*** DATASET RECORDS
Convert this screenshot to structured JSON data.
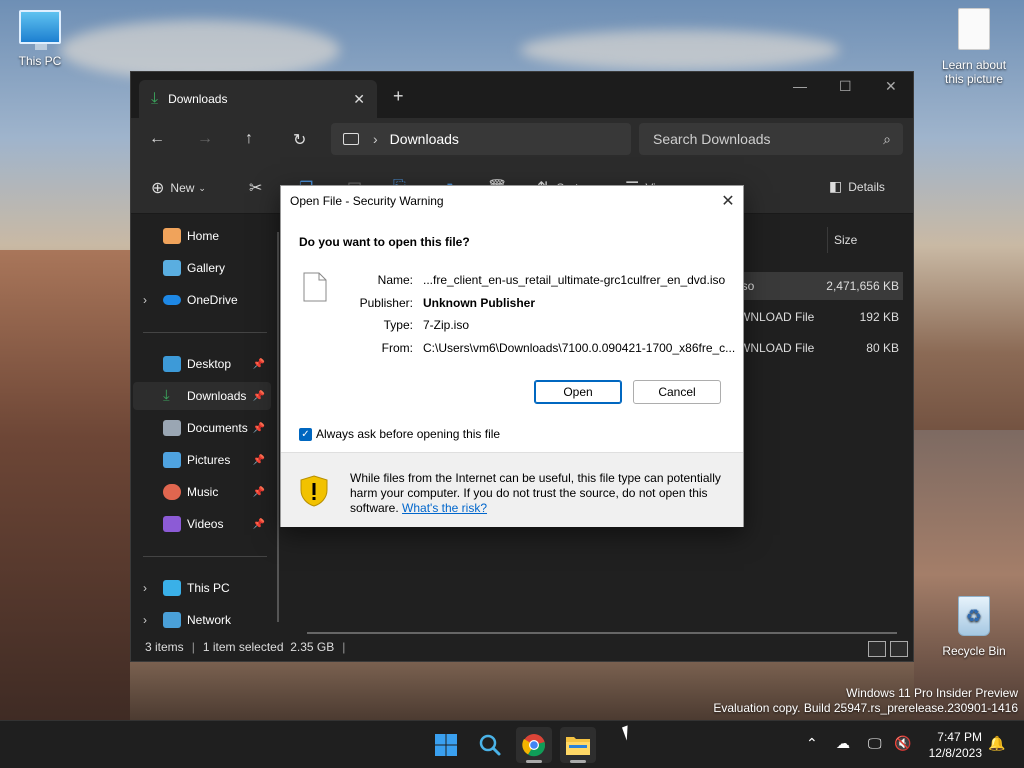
{
  "desktop": {
    "this_pc_label": "This PC",
    "learn_label_1": "Learn about",
    "learn_label_2": "this picture",
    "recycle_label": "Recycle Bin"
  },
  "explorer": {
    "tab_title": "Downloads",
    "address_location": "Downloads",
    "search_placeholder": "Search Downloads",
    "cmd_new": "New",
    "cmd_sort": "Sort",
    "cmd_view": "View",
    "cmd_details": "Details",
    "sidebar": [
      {
        "label": "Home",
        "icon": "home-icon"
      },
      {
        "label": "Gallery",
        "icon": "gallery-icon"
      },
      {
        "label": "OneDrive",
        "icon": "onedrive-icon"
      },
      {
        "label": "Desktop",
        "icon": "desktop-icon"
      },
      {
        "label": "Downloads",
        "icon": "download-icon"
      },
      {
        "label": "Documents",
        "icon": "documents-icon"
      },
      {
        "label": "Pictures",
        "icon": "pictures-icon"
      },
      {
        "label": "Music",
        "icon": "music-icon"
      },
      {
        "label": "Videos",
        "icon": "videos-icon"
      },
      {
        "label": "This PC",
        "icon": "pc-icon"
      },
      {
        "label": "Network",
        "icon": "network-icon"
      }
    ],
    "column_size": "Size",
    "files": [
      {
        "type": "iso",
        "size": "2,471,656 KB"
      },
      {
        "type": "WNLOAD File",
        "size": "192 KB"
      },
      {
        "type": "WNLOAD File",
        "size": "80 KB"
      }
    ],
    "status_items": "3 items",
    "status_selected": "1 item selected  2.35 GB"
  },
  "dialog": {
    "title": "Open File - Security Warning",
    "question": "Do you want to open this file?",
    "name_label": "Name:",
    "name_value": "...fre_client_en-us_retail_ultimate-grc1culfrer_en_dvd.iso",
    "publisher_label": "Publisher:",
    "publisher_value": "Unknown Publisher",
    "type_label": "Type:",
    "type_value": "7-Zip.iso",
    "from_label": "From:",
    "from_value": "C:\\Users\\vm6\\Downloads\\7100.0.090421-1700_x86fre_c...",
    "open_button": "Open",
    "cancel_button": "Cancel",
    "checkbox_label": "Always ask before opening this file",
    "warning_text": "While files from the Internet can be useful, this file type can potentially harm your computer. If you do not trust the source, do not open this software.",
    "warning_link": "What's the risk?"
  },
  "watermark": {
    "line1": "Windows 11 Pro Insider Preview",
    "line2": "Evaluation copy. Build 25947.rs_prerelease.230901-1416"
  },
  "taskbar": {
    "time": "7:47 PM",
    "date": "12/8/2023"
  },
  "colors": {
    "accent": "#0067c0",
    "download_green": "#3ba55d",
    "shield_yellow": "#f2c200"
  }
}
******
> [CHALLENGE] Print out every entry above without changing a word, and leave out the pictures.

> [WRITTEN RESPONSE]
Convert this screenshot to structured JSON data.
{
  "desktop": {
    "this_pc_label": "This PC",
    "learn_label_1": "Learn about",
    "learn_label_2": "this picture",
    "recycle_label": "Recycle Bin"
  },
  "explorer": {
    "tab_title": "Downloads",
    "address_location": "Downloads",
    "search_placeholder": "Search Downloads",
    "cmd_new": "New",
    "cmd_sort": "Sort",
    "cmd_view": "View",
    "cmd_details": "Details",
    "sidebar": [
      {
        "label": "Home",
        "icon": "home-icon"
      },
      {
        "label": "Gallery",
        "icon": "gallery-icon"
      },
      {
        "label": "OneDrive",
        "icon": "onedrive-icon"
      },
      {
        "label": "Desktop",
        "icon": "desktop-icon"
      },
      {
        "label": "Downloads",
        "icon": "download-icon"
      },
      {
        "label": "Documents",
        "icon": "documents-icon"
      },
      {
        "label": "Pictures",
        "icon": "pictures-icon"
      },
      {
        "label": "Music",
        "icon": "music-icon"
      },
      {
        "label": "Videos",
        "icon": "videos-icon"
      },
      {
        "label": "This PC",
        "icon": "pc-icon"
      },
      {
        "label": "Network",
        "icon": "network-icon"
      }
    ],
    "column_size": "Size",
    "files": [
      {
        "type": "iso",
        "size": "2,471,656 KB"
      },
      {
        "type": "WNLOAD File",
        "size": "192 KB"
      },
      {
        "type": "WNLOAD File",
        "size": "80 KB"
      }
    ],
    "status_items": "3 items",
    "status_selected": "1 item selected  2.35 GB"
  },
  "dialog": {
    "title": "Open File - Security Warning",
    "question": "Do you want to open this file?",
    "name_label": "Name:",
    "name_value": "...fre_client_en-us_retail_ultimate-grc1culfrer_en_dvd.iso",
    "publisher_label": "Publisher:",
    "publisher_value": "Unknown Publisher",
    "type_label": "Type:",
    "type_value": "7-Zip.iso",
    "from_label": "From:",
    "from_value": "C:\\Users\\vm6\\Downloads\\7100.0.090421-1700_x86fre_c...",
    "open_button": "Open",
    "cancel_button": "Cancel",
    "checkbox_label": "Always ask before opening this file",
    "warning_text": "While files from the Internet can be useful, this file type can potentially harm your computer. If you do not trust the source, do not open this software.",
    "warning_link": "What's the risk?"
  },
  "watermark": {
    "line1": "Windows 11 Pro Insider Preview",
    "line2": "Evaluation copy. Build 25947.rs_prerelease.230901-1416"
  },
  "taskbar": {
    "time": "7:47 PM",
    "date": "12/8/2023"
  },
  "colors": {
    "accent": "#0067c0",
    "download_green": "#3ba55d",
    "shield_yellow": "#f2c200"
  }
}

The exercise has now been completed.